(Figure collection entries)
* * *

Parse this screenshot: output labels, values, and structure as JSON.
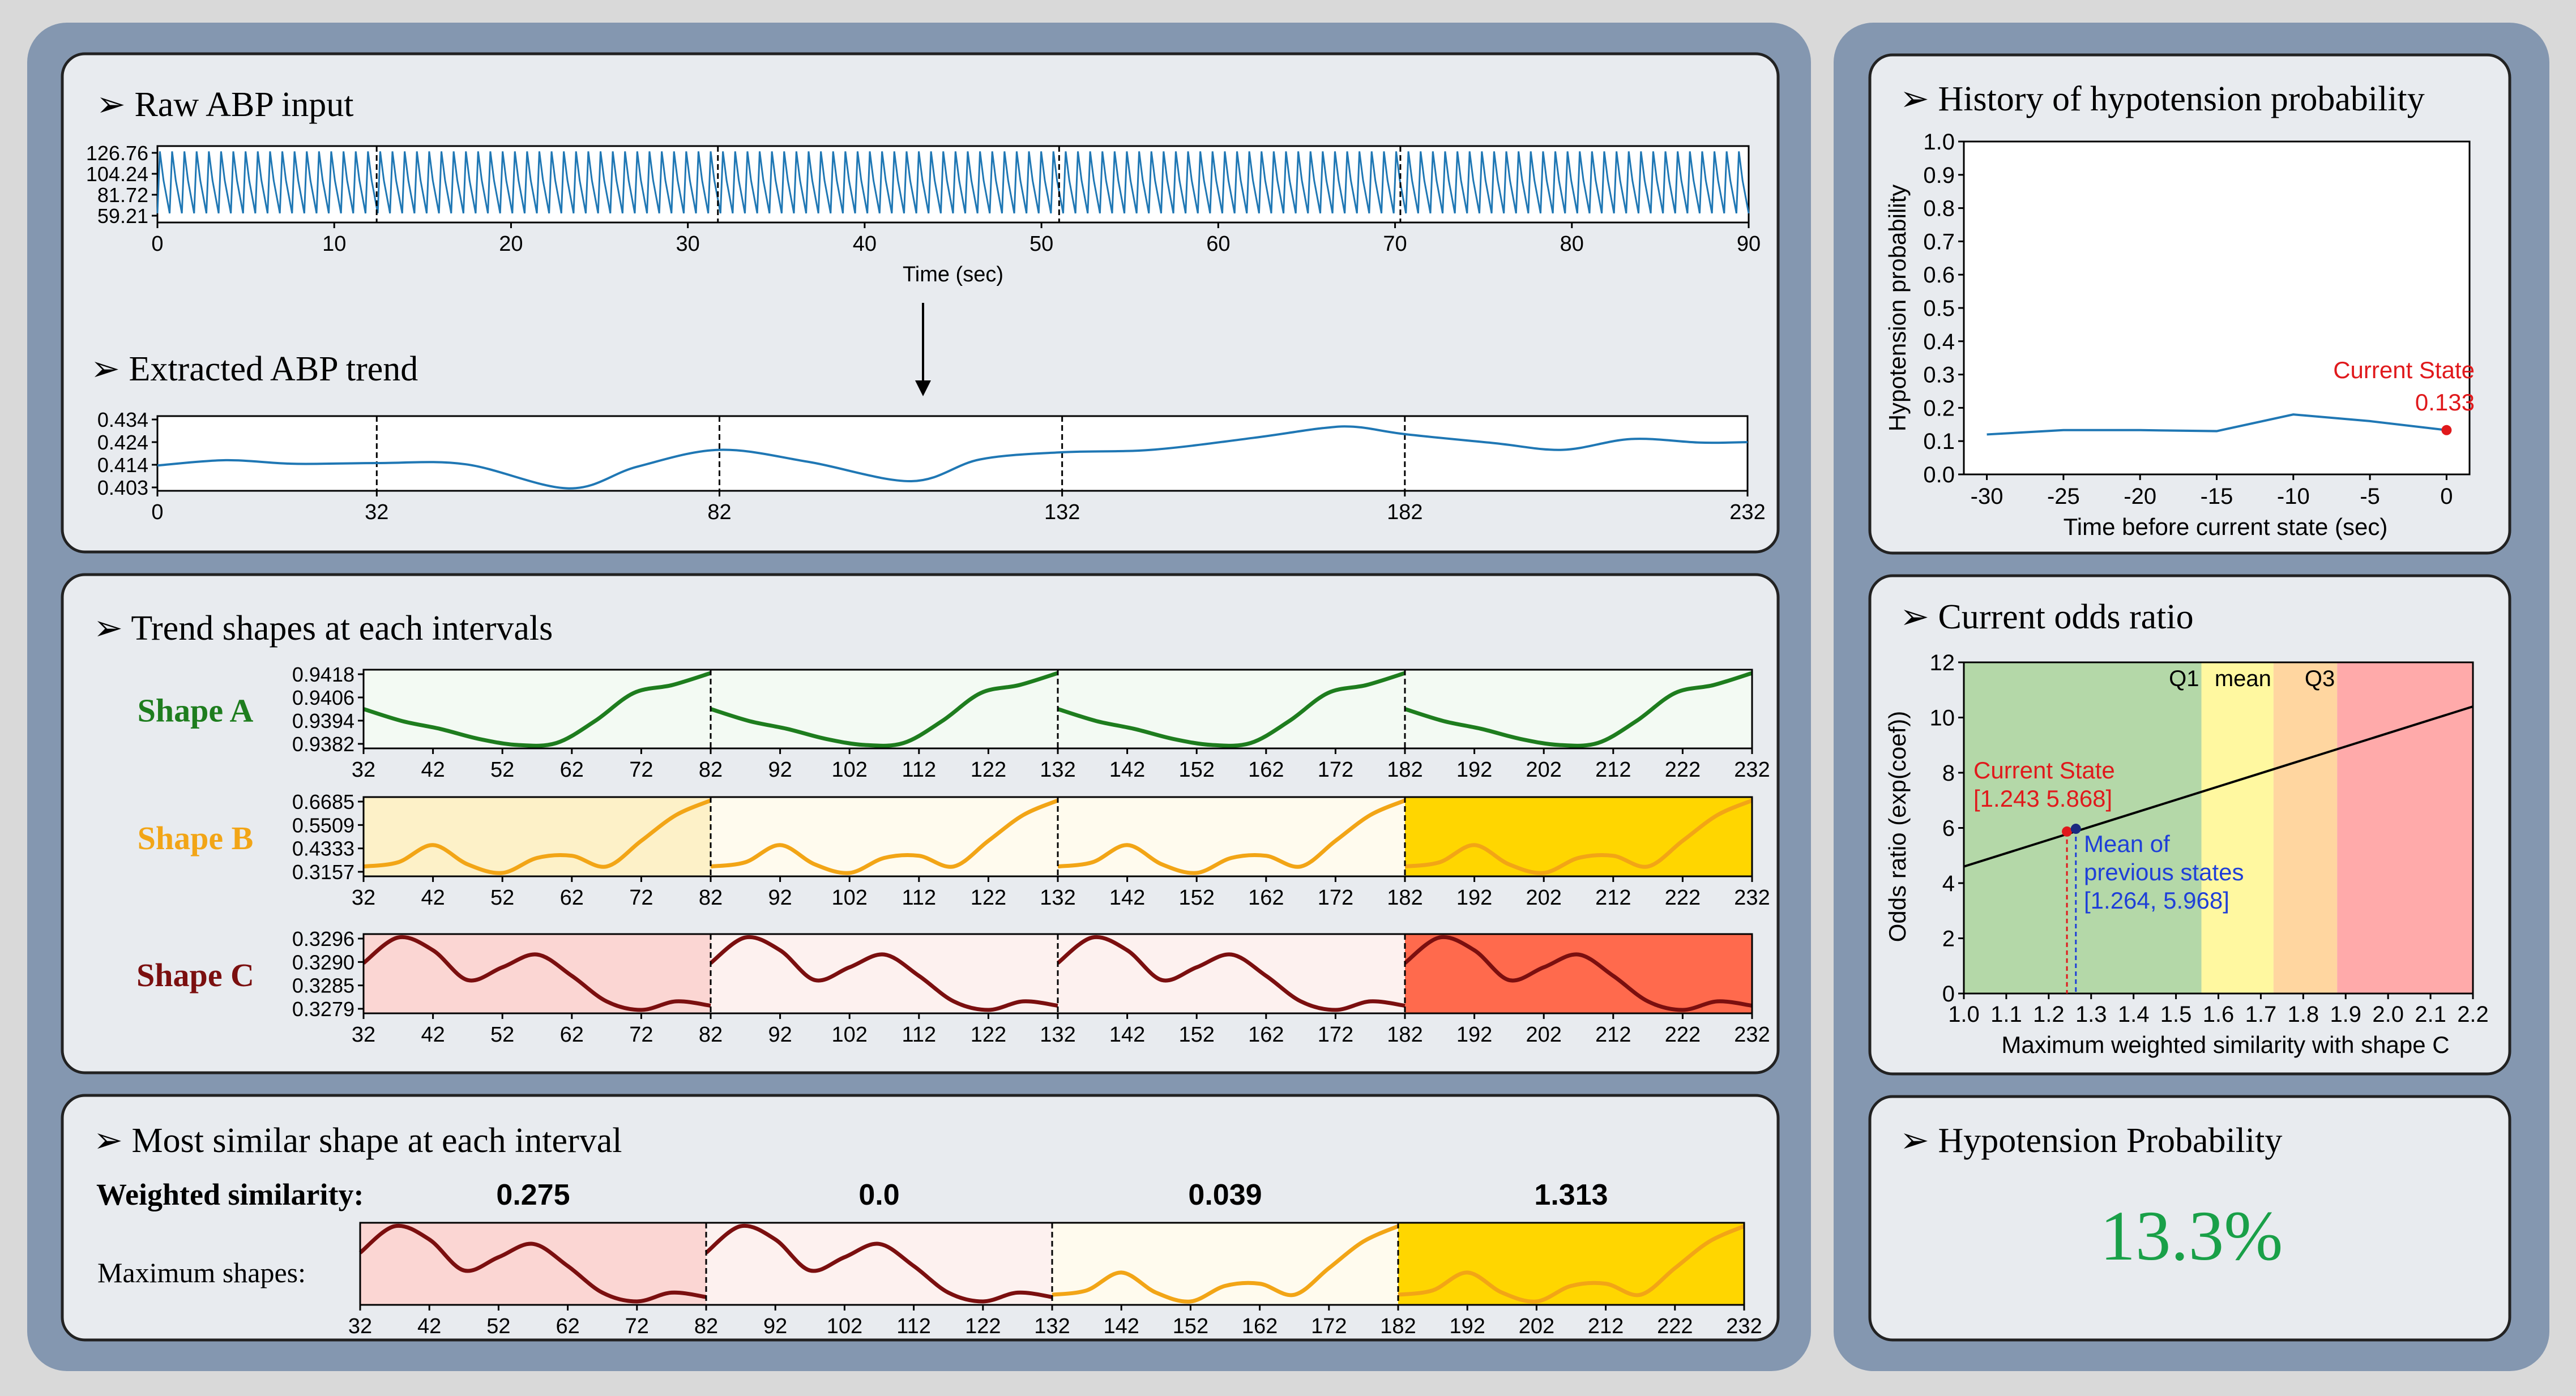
{
  "colors": {
    "outer_bg": "#d9d9d9",
    "frame_bg": "#8497b0",
    "panel_bg": "#e8ebef",
    "line_blue": "#1f77b4",
    "shape_a": "#1e7d1e",
    "shape_b": "#f2a516",
    "shape_c": "#7b0f0f",
    "gold": "#ffd600",
    "prob_green": "#19a048",
    "red": "#e0191c",
    "blue": "#1f3fd8"
  },
  "raw": {
    "title": "Raw ABP input",
    "xlabel": "Time (sec)",
    "yticks": [
      "126.76",
      "104.24",
      "81.72",
      "59.21"
    ],
    "xticks": [
      "0",
      "10",
      "20",
      "30",
      "40",
      "50",
      "60",
      "70",
      "80",
      "90"
    ],
    "chart_data": {
      "type": "line",
      "x_range": [
        0,
        90
      ],
      "y_range": [
        59.21,
        126.76
      ],
      "beats": 130,
      "interval_boundaries": [
        12.4,
        31.7,
        51.0,
        70.3
      ]
    }
  },
  "trend": {
    "title": "Extracted ABP trend",
    "xticks": [
      "0",
      "32",
      "82",
      "132",
      "182",
      "232"
    ],
    "yticks": [
      "0.434",
      "0.424",
      "0.414",
      "0.403"
    ],
    "chart_data": {
      "type": "line",
      "x_range": [
        0,
        232
      ],
      "y_range": [
        0.403,
        0.434
      ],
      "x": [
        0,
        10,
        20,
        32,
        45,
        60,
        70,
        82,
        95,
        110,
        120,
        132,
        145,
        160,
        170,
        175,
        182,
        195,
        205,
        215,
        225,
        232
      ],
      "y": [
        0.4135,
        0.4157,
        0.4142,
        0.4145,
        0.414,
        0.404,
        0.413,
        0.42,
        0.415,
        0.407,
        0.416,
        0.419,
        0.42,
        0.425,
        0.429,
        0.4295,
        0.4265,
        0.4228,
        0.42,
        0.4245,
        0.423,
        0.4232
      ]
    }
  },
  "shapes": {
    "title": "Trend shapes at each intervals",
    "xticks": [
      "32",
      "42",
      "52",
      "62",
      "72",
      "82",
      "92",
      "102",
      "112",
      "122",
      "132",
      "142",
      "152",
      "162",
      "172",
      "182",
      "192",
      "202",
      "212",
      "222",
      "232"
    ],
    "rows": [
      {
        "label": "Shape A",
        "yticks": [
          "0.9418",
          "0.9406",
          "0.9394",
          "0.9382"
        ],
        "color": "#1e7d1e",
        "bgs": [
          "#f3faf3",
          "#f3faf3",
          "#f3faf3",
          "#f3faf3"
        ],
        "y": [
          0.94,
          0.9394,
          0.939,
          0.9385,
          0.9382,
          0.9383,
          0.9394,
          0.9408,
          0.9412,
          0.9418
        ]
      },
      {
        "label": "Shape B",
        "yticks": [
          "0.6685",
          "0.5509",
          "0.4333",
          "0.3157"
        ],
        "color": "#f2a516",
        "bgs": [
          "#fdf1c8",
          "#fffbee",
          "#fffbee",
          "#ffd600"
        ],
        "y": [
          0.36,
          0.38,
          0.46,
          0.37,
          0.33,
          0.4,
          0.41,
          0.36,
          0.48,
          0.6,
          0.6685
        ]
      },
      {
        "label": "Shape C",
        "yticks": [
          "0.3296",
          "0.3290",
          "0.3285",
          "0.3279"
        ],
        "color": "#7b0f0f",
        "bgs": [
          "#fbd6d3",
          "#fdf1ef",
          "#fdf1ef",
          "#ff6a4d"
        ],
        "y": [
          0.329,
          0.3296,
          0.3293,
          0.3286,
          0.3289,
          0.3292,
          0.3287,
          0.3281,
          0.3279,
          0.3281,
          0.328
        ]
      }
    ]
  },
  "similar": {
    "title": "Most similar shape at each interval",
    "weighted_label": "Weighted similarity:",
    "weights": [
      "0.275",
      "0.0",
      "0.039",
      "1.313"
    ],
    "max_label": "Maximum shapes:",
    "xticks": [
      "32",
      "42",
      "52",
      "62",
      "72",
      "82",
      "92",
      "102",
      "112",
      "122",
      "132",
      "142",
      "152",
      "162",
      "172",
      "182",
      "192",
      "202",
      "212",
      "222",
      "232"
    ],
    "cells": [
      {
        "shape": "C",
        "bg": "#fbd6d3"
      },
      {
        "shape": "C",
        "bg": "#fdf1ef"
      },
      {
        "shape": "B",
        "bg": "#fffbee"
      },
      {
        "shape": "B",
        "bg": "#ffd600"
      }
    ]
  },
  "history": {
    "title": "History of hypotension probability",
    "ylabel": "Hypotension probability",
    "xlabel": "Time before current state (sec)",
    "yticks": [
      "1.0",
      "0.9",
      "0.8",
      "0.7",
      "0.6",
      "0.5",
      "0.4",
      "0.3",
      "0.2",
      "0.1",
      "0.0"
    ],
    "xticks": [
      "-30",
      "-25",
      "-20",
      "-15",
      "-10",
      "-5",
      "0"
    ],
    "current_label": "Current State",
    "current_value": "0.133",
    "chart_data": {
      "type": "line",
      "x_range": [
        -31.5,
        1.5
      ],
      "y_range": [
        0,
        1
      ],
      "x": [
        -30,
        -25,
        -20,
        -15,
        -10,
        -5,
        0
      ],
      "y": [
        0.12,
        0.133,
        0.133,
        0.13,
        0.18,
        0.16,
        0.133
      ]
    }
  },
  "odds": {
    "title": "Current odds ratio",
    "ylabel": "Odds ratio (exp(coef))",
    "xlabel": "Maximum weighted similarity with shape C",
    "yticks": [
      "12",
      "10",
      "8",
      "6",
      "4",
      "2",
      "0"
    ],
    "xticks": [
      "1.0",
      "1.1",
      "1.2",
      "1.3",
      "1.4",
      "1.5",
      "1.6",
      "1.7",
      "1.8",
      "1.9",
      "2.0",
      "2.1",
      "2.2"
    ],
    "q1_label": "Q1",
    "mean_label": "mean",
    "q3_label": "Q3",
    "current_label": "Current State",
    "current_coords": "[1.243 5.868]",
    "mean_prev_line1": "Mean of",
    "mean_prev_line2": "previous states",
    "mean_prev_coords": "[1.264, 5.968]",
    "chart_data": {
      "type": "line",
      "x_range": [
        1.0,
        2.2
      ],
      "y_range": [
        0,
        12
      ],
      "line": [
        [
          1.0,
          4.6
        ],
        [
          2.2,
          10.4
        ]
      ],
      "q1": 1.56,
      "mean": 1.73,
      "q3": 1.88,
      "current": [
        1.243,
        5.868
      ],
      "mean_prev": [
        1.264,
        5.968
      ],
      "zone_colors": [
        "#b4d8a8",
        "#fff8a0",
        "#ffd6a0",
        "#ffaaaa"
      ]
    }
  },
  "prob": {
    "title": "Hypotension Probability",
    "value": "13.3%"
  }
}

* * *

- **What is being asked**
Word for word, quote the lines above. Omit the pictures.

- **Output**
Parse this screenshot: output labels, values, and structure as JSON.
{
  "colors": {
    "outer_bg": "#d9d9d9",
    "frame_bg": "#8497b0",
    "panel_bg": "#e8ebef",
    "line_blue": "#1f77b4",
    "shape_a": "#1e7d1e",
    "shape_b": "#f2a516",
    "shape_c": "#7b0f0f",
    "gold": "#ffd600",
    "prob_green": "#19a048",
    "red": "#e0191c",
    "blue": "#1f3fd8"
  },
  "raw": {
    "title": "Raw ABP input",
    "xlabel": "Time (sec)",
    "yticks": [
      "126.76",
      "104.24",
      "81.72",
      "59.21"
    ],
    "xticks": [
      "0",
      "10",
      "20",
      "30",
      "40",
      "50",
      "60",
      "70",
      "80",
      "90"
    ],
    "chart_data": {
      "type": "line",
      "x_range": [
        0,
        90
      ],
      "y_range": [
        59.21,
        126.76
      ],
      "beats": 130,
      "interval_boundaries": [
        12.4,
        31.7,
        51.0,
        70.3
      ]
    }
  },
  "trend": {
    "title": "Extracted ABP trend",
    "xticks": [
      "0",
      "32",
      "82",
      "132",
      "182",
      "232"
    ],
    "yticks": [
      "0.434",
      "0.424",
      "0.414",
      "0.403"
    ],
    "chart_data": {
      "type": "line",
      "x_range": [
        0,
        232
      ],
      "y_range": [
        0.403,
        0.434
      ],
      "x": [
        0,
        10,
        20,
        32,
        45,
        60,
        70,
        82,
        95,
        110,
        120,
        132,
        145,
        160,
        170,
        175,
        182,
        195,
        205,
        215,
        225,
        232
      ],
      "y": [
        0.4135,
        0.4157,
        0.4142,
        0.4145,
        0.414,
        0.404,
        0.413,
        0.42,
        0.415,
        0.407,
        0.416,
        0.419,
        0.42,
        0.425,
        0.429,
        0.4295,
        0.4265,
        0.4228,
        0.42,
        0.4245,
        0.423,
        0.4232
      ]
    }
  },
  "shapes": {
    "title": "Trend shapes at each intervals",
    "xticks": [
      "32",
      "42",
      "52",
      "62",
      "72",
      "82",
      "92",
      "102",
      "112",
      "122",
      "132",
      "142",
      "152",
      "162",
      "172",
      "182",
      "192",
      "202",
      "212",
      "222",
      "232"
    ],
    "rows": [
      {
        "label": "Shape A",
        "yticks": [
          "0.9418",
          "0.9406",
          "0.9394",
          "0.9382"
        ],
        "color": "#1e7d1e",
        "bgs": [
          "#f3faf3",
          "#f3faf3",
          "#f3faf3",
          "#f3faf3"
        ],
        "y": [
          0.94,
          0.9394,
          0.939,
          0.9385,
          0.9382,
          0.9383,
          0.9394,
          0.9408,
          0.9412,
          0.9418
        ]
      },
      {
        "label": "Shape B",
        "yticks": [
          "0.6685",
          "0.5509",
          "0.4333",
          "0.3157"
        ],
        "color": "#f2a516",
        "bgs": [
          "#fdf1c8",
          "#fffbee",
          "#fffbee",
          "#ffd600"
        ],
        "y": [
          0.36,
          0.38,
          0.46,
          0.37,
          0.33,
          0.4,
          0.41,
          0.36,
          0.48,
          0.6,
          0.6685
        ]
      },
      {
        "label": "Shape C",
        "yticks": [
          "0.3296",
          "0.3290",
          "0.3285",
          "0.3279"
        ],
        "color": "#7b0f0f",
        "bgs": [
          "#fbd6d3",
          "#fdf1ef",
          "#fdf1ef",
          "#ff6a4d"
        ],
        "y": [
          0.329,
          0.3296,
          0.3293,
          0.3286,
          0.3289,
          0.3292,
          0.3287,
          0.3281,
          0.3279,
          0.3281,
          0.328
        ]
      }
    ]
  },
  "similar": {
    "title": "Most similar shape at each interval",
    "weighted_label": "Weighted similarity:",
    "weights": [
      "0.275",
      "0.0",
      "0.039",
      "1.313"
    ],
    "max_label": "Maximum shapes:",
    "xticks": [
      "32",
      "42",
      "52",
      "62",
      "72",
      "82",
      "92",
      "102",
      "112",
      "122",
      "132",
      "142",
      "152",
      "162",
      "172",
      "182",
      "192",
      "202",
      "212",
      "222",
      "232"
    ],
    "cells": [
      {
        "shape": "C",
        "bg": "#fbd6d3"
      },
      {
        "shape": "C",
        "bg": "#fdf1ef"
      },
      {
        "shape": "B",
        "bg": "#fffbee"
      },
      {
        "shape": "B",
        "bg": "#ffd600"
      }
    ]
  },
  "history": {
    "title": "History of hypotension probability",
    "ylabel": "Hypotension probability",
    "xlabel": "Time before current state (sec)",
    "yticks": [
      "1.0",
      "0.9",
      "0.8",
      "0.7",
      "0.6",
      "0.5",
      "0.4",
      "0.3",
      "0.2",
      "0.1",
      "0.0"
    ],
    "xticks": [
      "-30",
      "-25",
      "-20",
      "-15",
      "-10",
      "-5",
      "0"
    ],
    "current_label": "Current State",
    "current_value": "0.133",
    "chart_data": {
      "type": "line",
      "x_range": [
        -31.5,
        1.5
      ],
      "y_range": [
        0,
        1
      ],
      "x": [
        -30,
        -25,
        -20,
        -15,
        -10,
        -5,
        0
      ],
      "y": [
        0.12,
        0.133,
        0.133,
        0.13,
        0.18,
        0.16,
        0.133
      ]
    }
  },
  "odds": {
    "title": "Current odds ratio",
    "ylabel": "Odds ratio (exp(coef))",
    "xlabel": "Maximum weighted similarity with shape C",
    "yticks": [
      "12",
      "10",
      "8",
      "6",
      "4",
      "2",
      "0"
    ],
    "xticks": [
      "1.0",
      "1.1",
      "1.2",
      "1.3",
      "1.4",
      "1.5",
      "1.6",
      "1.7",
      "1.8",
      "1.9",
      "2.0",
      "2.1",
      "2.2"
    ],
    "q1_label": "Q1",
    "mean_label": "mean",
    "q3_label": "Q3",
    "current_label": "Current State",
    "current_coords": "[1.243 5.868]",
    "mean_prev_line1": "Mean of",
    "mean_prev_line2": "previous states",
    "mean_prev_coords": "[1.264, 5.968]",
    "chart_data": {
      "type": "line",
      "x_range": [
        1.0,
        2.2
      ],
      "y_range": [
        0,
        12
      ],
      "line": [
        [
          1.0,
          4.6
        ],
        [
          2.2,
          10.4
        ]
      ],
      "q1": 1.56,
      "mean": 1.73,
      "q3": 1.88,
      "current": [
        1.243,
        5.868
      ],
      "mean_prev": [
        1.264,
        5.968
      ],
      "zone_colors": [
        "#b4d8a8",
        "#fff8a0",
        "#ffd6a0",
        "#ffaaaa"
      ]
    }
  },
  "prob": {
    "title": "Hypotension Probability",
    "value": "13.3%"
  }
}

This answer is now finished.